• Textauszug
Dieses Denkmal vereint in einer einzigen Leidensgemeinschaft unter dem Zeichen des christlichen Gottessohnes, vor dem alle gleich sind, alle Ortsansässigen und jene, die als Folge dessen, was sich in Junglinster zwischen 1940 und 1945 zutrug, sowohl Opfer von Kriegsverbrechen wurden – so die Geiseln und Zwangsrekrutierten – als auch die Juden, die Opfer der rassischen Verfolgung durch die Nazis waren. Und doch gibt es feine, aber nicht unerhebliche Unterschiede in der Formulierung der Inschriften. Während die höchstwahrscheinlich allesamt katholisch getauften Geiseln und Zwangsrekrutierten entweder als „erschossen“ oder „gefallen“ beschrieben werden, sind die jüdischen Menschen, so der euphemistische Ausdruck, „im KZ gestorben“. Sie sind also nicht ermordet worden, nicht Opfer gewesen von Verfolgung und der Gewalt, die ihnen angetan wurde. Sie sind sozusagen schicksalhaft dahingerafft worden. Immerhin, und das ist in Luxemburg selten genug bei lokalen Mahnmalen, werden die Juden als Teil der nationalen Leidensgemeinschaft betrachtet. Allerdings werden sie von denen, die das Denkmal in Junglinster konzipiert haben, direkt unter dem Zeichen Jesu angeführt, den sie als Juden nicht als Gottessohn anerkennen, der sie aber in seiner Gnade posthum, so die Aussage des Mals, unter seinen segenreichen Schutz nimmt. Das ästhetisch äußerst konservativ angelegte Mahnmal von Junglinster ist in Stein und Marmor gemeißelte Substitutionstheologie. Kaum woanders zeigt sich so klar, dass die Idee der Leidensgemeinschaft der Luxemburger, in der alle gleich dastehen, als Leitmotiv einer Erinnerungskultur unmittelbar nach dem Kriege vor allem eine katholische war, weil das dominierende nationale Narrativ, besonders ab 1919, ein konservativ-katholisches war.

• Aufgabe A
Nenne bitte alle Ausdrücke, die im Textauszug über das Mahnmal in Junglinster in deutschen Anführungszeichen („…“) stehen.

• Bereitgestelltes Material
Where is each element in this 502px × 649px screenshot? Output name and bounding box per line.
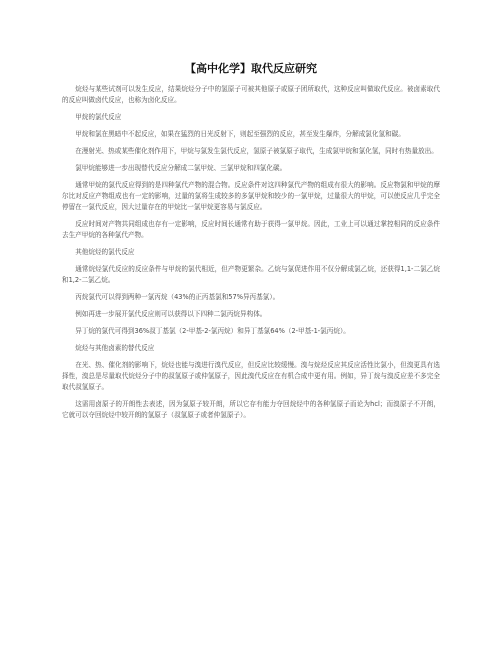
paragraph: 反应时间对产物共同组成也存有一定影响，反应时间长通常有助于获得一氯甲烷。因此，工业上可以通过掌控相同的反应条件去生产甲烷的各种氯代产物。 (62, 220, 440, 239)
paragraph: 甲烷和氯在黑暗中不起反应，如果在猛烈的日光反射下，则起至强烈的反应，甚至发生爆炸，分解成氯化氢和碳。 (75, 130, 405, 138)
section-heading: 甲烷的氯代反应 (75, 113, 122, 121)
paragraph: 这需用卤原子的开朗性去表述，因为氯原子较开朗，所以它存有能力夺回烷烃中的各种氢原子而论为hcl；而溴原子不开朗，它就可以夺回烷烃中较开朗的氢原子（叔氢原子或者仲氢原子）。 (62, 400, 440, 419)
paragraph: 通常烷烃氯代反应的反应条件与甲烷的氯代相近，但产物更繁杂。乙烷与氯促进作用不仅分解成氯乙烷，还获得1,1-二氯乙烷和1,2-二氯乙烷。 (62, 265, 440, 284)
paragraph: 通常甲烷的氯代反应得到的是四种氯代产物的混合物。反应条件对这四种氯代产物的组成有很大的影响。反应物氯和甲烷的摩尔比对反应产物组成也有一定的影响，过量的氯将生成较多的多氯甲烷和较少的一氯甲烷，过量很大的甲烷，可以使反应几乎完全停留在一氯代反应，因大过量存在的甲烷比一氯甲烷更容易与氯反应。 (62, 181, 440, 211)
paragraph: 异丁烷的氯代可得到36%叔丁基氯（2-甲基-2-氯丙烷）和异丁基氯64%（2-甲基-1-氯丙烷）。 (75, 327, 350, 335)
section-heading: 烷烃与其他卤素的替代反应 (75, 344, 155, 352)
paragraph: 氯甲烷能够进一步出现替代反应分解成二氯甲烷、三氯甲烷和四氯化碳。 (75, 164, 287, 172)
paragraph: 在光、热、催化剂的影响下，烷烃也能与溴进行溴代反应，但反应比较缓慢。溴与烷烃反应其反应活性比氯小，但溴更具有选择性，溴总是尽量取代烷烃分子中的叔氢原子或仲氢原子，因此溴代反应在有机合成中更有用。例如，异丁烷与溴反应差不多完全取代叔氢原子。 (62, 361, 440, 391)
paragraph: 例如再进一步展开氯代反应则可以获得以下四种二氯丙烷异构体。 (75, 310, 267, 318)
section-heading: 其他烷烃的氯代反应 (75, 248, 135, 256)
paragraph: 在漫射光、热或某些催化剂作用下，甲烷与氯发生氯代反应，氢原子被氯原子取代，生成氯甲烷和氯化氢，同时有热量放出。 (75, 147, 438, 155)
paragraph: 烷烃与某些试剂可以发生反应，结果烷烃分子中的氢原子可被其他原子或原子团所取代，这种反应叫做取代反应。被卤素取代的反应叫做卤代反应，也称为卤化反应。 (62, 85, 440, 104)
paragraph: 丙烷氯代可以得到两种一氯丙烷（43%的正丙基氯和57%异丙基氯）。 (75, 293, 280, 301)
document-title: 【高中化学】取代反应研究 (185, 62, 317, 75)
document-body (62, 84, 440, 421)
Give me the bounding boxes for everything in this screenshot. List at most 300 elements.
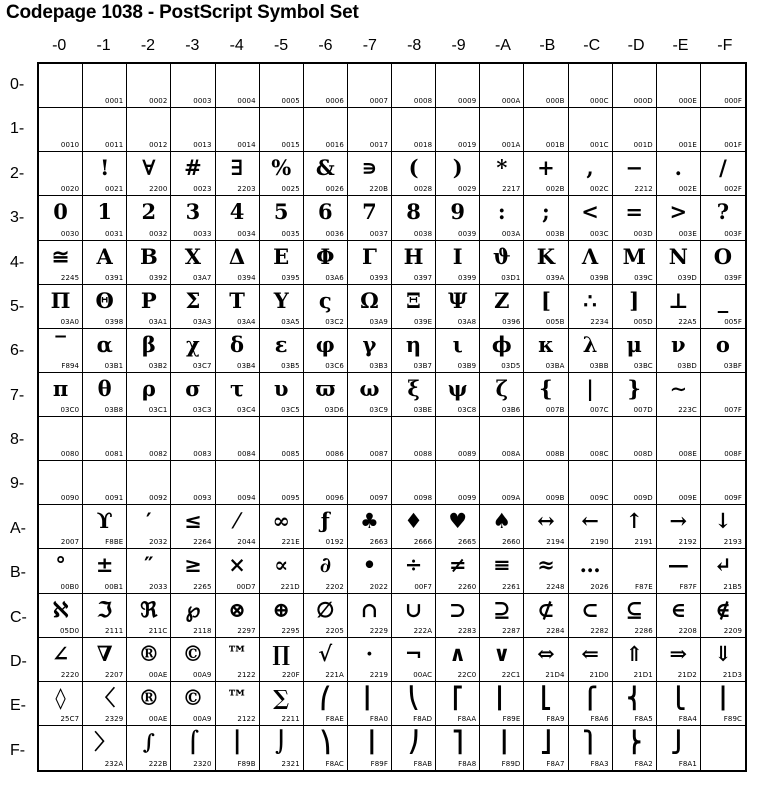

• Aufgabe B
Extrahiere aus den Datensätzen jede Zeile, die die Zeichenfolge „this“ enthält. Groß- und Kleinschreibung ist zu beachten.

• Lösung A
„erschossen“, „gefallen“, „im KZ gestorben“

• Lösung B
Where is each element in this 502px × 649px screenshot? Output name and bounding box per line.
Give me the bounding boxes for everything in this screenshot. List at most 300 elements.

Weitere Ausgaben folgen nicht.